** Data listing **

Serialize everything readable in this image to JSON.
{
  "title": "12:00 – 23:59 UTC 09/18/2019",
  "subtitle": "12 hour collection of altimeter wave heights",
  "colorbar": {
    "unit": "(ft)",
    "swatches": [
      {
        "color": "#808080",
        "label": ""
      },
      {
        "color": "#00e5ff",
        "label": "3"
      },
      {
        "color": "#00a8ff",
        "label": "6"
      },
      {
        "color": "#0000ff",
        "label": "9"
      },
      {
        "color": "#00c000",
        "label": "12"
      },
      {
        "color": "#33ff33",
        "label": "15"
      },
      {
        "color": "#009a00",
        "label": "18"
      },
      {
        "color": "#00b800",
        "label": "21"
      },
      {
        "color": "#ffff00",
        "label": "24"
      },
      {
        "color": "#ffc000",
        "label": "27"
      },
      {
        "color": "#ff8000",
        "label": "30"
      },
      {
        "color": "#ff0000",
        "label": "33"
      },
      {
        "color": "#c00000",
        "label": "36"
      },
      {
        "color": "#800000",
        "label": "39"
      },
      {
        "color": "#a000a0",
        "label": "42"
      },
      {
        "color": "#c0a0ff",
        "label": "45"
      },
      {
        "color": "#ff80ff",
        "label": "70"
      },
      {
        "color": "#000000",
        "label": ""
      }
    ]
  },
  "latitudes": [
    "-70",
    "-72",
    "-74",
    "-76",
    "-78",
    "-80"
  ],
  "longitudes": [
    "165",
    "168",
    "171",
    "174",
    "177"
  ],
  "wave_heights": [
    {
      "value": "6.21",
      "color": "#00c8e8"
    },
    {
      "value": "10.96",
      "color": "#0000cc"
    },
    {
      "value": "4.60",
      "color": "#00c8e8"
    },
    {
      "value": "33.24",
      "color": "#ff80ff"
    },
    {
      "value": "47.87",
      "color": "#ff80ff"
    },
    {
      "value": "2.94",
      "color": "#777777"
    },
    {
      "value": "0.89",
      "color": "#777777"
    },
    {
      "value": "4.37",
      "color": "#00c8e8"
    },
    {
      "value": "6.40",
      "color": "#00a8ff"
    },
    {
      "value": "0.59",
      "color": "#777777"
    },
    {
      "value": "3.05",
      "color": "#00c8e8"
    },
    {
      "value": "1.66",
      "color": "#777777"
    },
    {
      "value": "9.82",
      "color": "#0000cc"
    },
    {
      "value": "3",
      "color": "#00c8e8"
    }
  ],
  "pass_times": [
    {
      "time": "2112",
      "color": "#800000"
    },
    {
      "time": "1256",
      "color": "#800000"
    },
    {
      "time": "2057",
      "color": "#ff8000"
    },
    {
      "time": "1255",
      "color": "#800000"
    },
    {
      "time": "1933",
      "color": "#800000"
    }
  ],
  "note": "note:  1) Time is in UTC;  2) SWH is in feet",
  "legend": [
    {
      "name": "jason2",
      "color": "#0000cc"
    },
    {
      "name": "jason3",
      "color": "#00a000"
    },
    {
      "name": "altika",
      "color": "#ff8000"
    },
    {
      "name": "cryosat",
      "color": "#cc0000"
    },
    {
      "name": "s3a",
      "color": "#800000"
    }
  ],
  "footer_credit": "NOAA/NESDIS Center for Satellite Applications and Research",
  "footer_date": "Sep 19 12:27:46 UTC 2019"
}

** What the exercise asks **
Pick out and copy the lines of the entries that hold the string "name".

** Solution **
      "name": "jason2",
      "name": "jason3",
      "name": "altika",
      "name": "cryosat",
      "name": "s3a",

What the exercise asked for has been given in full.